__Given problem__
Please transcribe the listing below in full and word for word, without its pictures.

__Data records__

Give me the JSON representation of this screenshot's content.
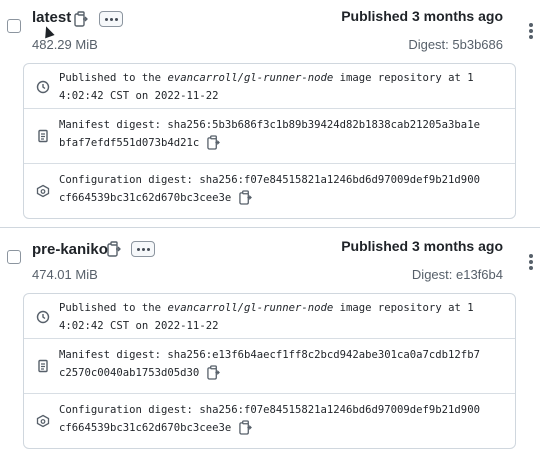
{
  "tags": [
    {
      "name": "latest",
      "size": "482.29 MiB",
      "published": "Published 3 months ago",
      "digest_short": "Digest: 5b3b686",
      "published_line1_pre": "Published to the ",
      "published_repo": "evancarroll/gl-runner-node",
      "published_line1_post": " image repository at 1",
      "published_line2": "4:02:42 CST on 2022-11-22",
      "manifest_line1": "Manifest digest: sha256:5b3b686f3c1b89b39424d82b1838cab21205a3ba1e",
      "manifest_line2": "bfaf7efdf551d073b4d21c",
      "config_line1": "Configuration digest: sha256:f07e84515821a1246bd6d97009def9b21d900",
      "config_line2": "cf664539bc31c62d670bc3cee3e"
    },
    {
      "name": "pre-kaniko",
      "size": "474.01 MiB",
      "published": "Published 3 months ago",
      "digest_short": "Digest: e13f6b4",
      "published_line1_pre": "Published to the ",
      "published_repo": "evancarroll/gl-runner-node",
      "published_line1_post": " image repository at 1",
      "published_line2": "4:02:42 CST on 2022-11-22",
      "manifest_line1": "Manifest digest: sha256:e13f6b4aecf1ff8c2bcd942abe301ca0a7cdb12fb7",
      "manifest_line2": "c2570c0040ab1753d05d30",
      "config_line1": "Configuration digest: sha256:f07e84515821a1246bd6d97009def9b21d900",
      "config_line2": "cf664539bc31c62d670bc3cee3e"
    }
  ],
  "icons": {
    "copy": "copy-icon",
    "more": "ellipsis-icon",
    "kebab": "kebab-menu-icon",
    "clock": "clock-icon",
    "file": "file-icon",
    "config": "package-icon"
  },
  "colors": {
    "text": "#1f2328",
    "muted": "#57606a",
    "border": "#d0d7de"
  }
}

__Problem solution__
Give me the JSON representation of this screenshot's content.
{
  "tags": [
    {
      "name": "latest",
      "size": "482.29 MiB",
      "published": "Published 3 months ago",
      "digest_short": "Digest: 5b3b686",
      "published_line1_pre": "Published to the ",
      "published_repo": "evancarroll/gl-runner-node",
      "published_line1_post": " image repository at 1",
      "published_line2": "4:02:42 CST on 2022-11-22",
      "manifest_line1": "Manifest digest: sha256:5b3b686f3c1b89b39424d82b1838cab21205a3ba1e",
      "manifest_line2": "bfaf7efdf551d073b4d21c",
      "config_line1": "Configuration digest: sha256:f07e84515821a1246bd6d97009def9b21d900",
      "config_line2": "cf664539bc31c62d670bc3cee3e"
    },
    {
      "name": "pre-kaniko",
      "size": "474.01 MiB",
      "published": "Published 3 months ago",
      "digest_short": "Digest: e13f6b4",
      "published_line1_pre": "Published to the ",
      "published_repo": "evancarroll/gl-runner-node",
      "published_line1_post": " image repository at 1",
      "published_line2": "4:02:42 CST on 2022-11-22",
      "manifest_line1": "Manifest digest: sha256:e13f6b4aecf1ff8c2bcd942abe301ca0a7cdb12fb7",
      "manifest_line2": "c2570c0040ab1753d05d30",
      "config_line1": "Configuration digest: sha256:f07e84515821a1246bd6d97009def9b21d900",
      "config_line2": "cf664539bc31c62d670bc3cee3e"
    }
  ],
  "icons": {
    "copy": "copy-icon",
    "more": "ellipsis-icon",
    "kebab": "kebab-menu-icon",
    "clock": "clock-icon",
    "file": "file-icon",
    "config": "package-icon"
  },
  "colors": {
    "text": "#1f2328",
    "muted": "#57606a",
    "border": "#d0d7de"
  }
}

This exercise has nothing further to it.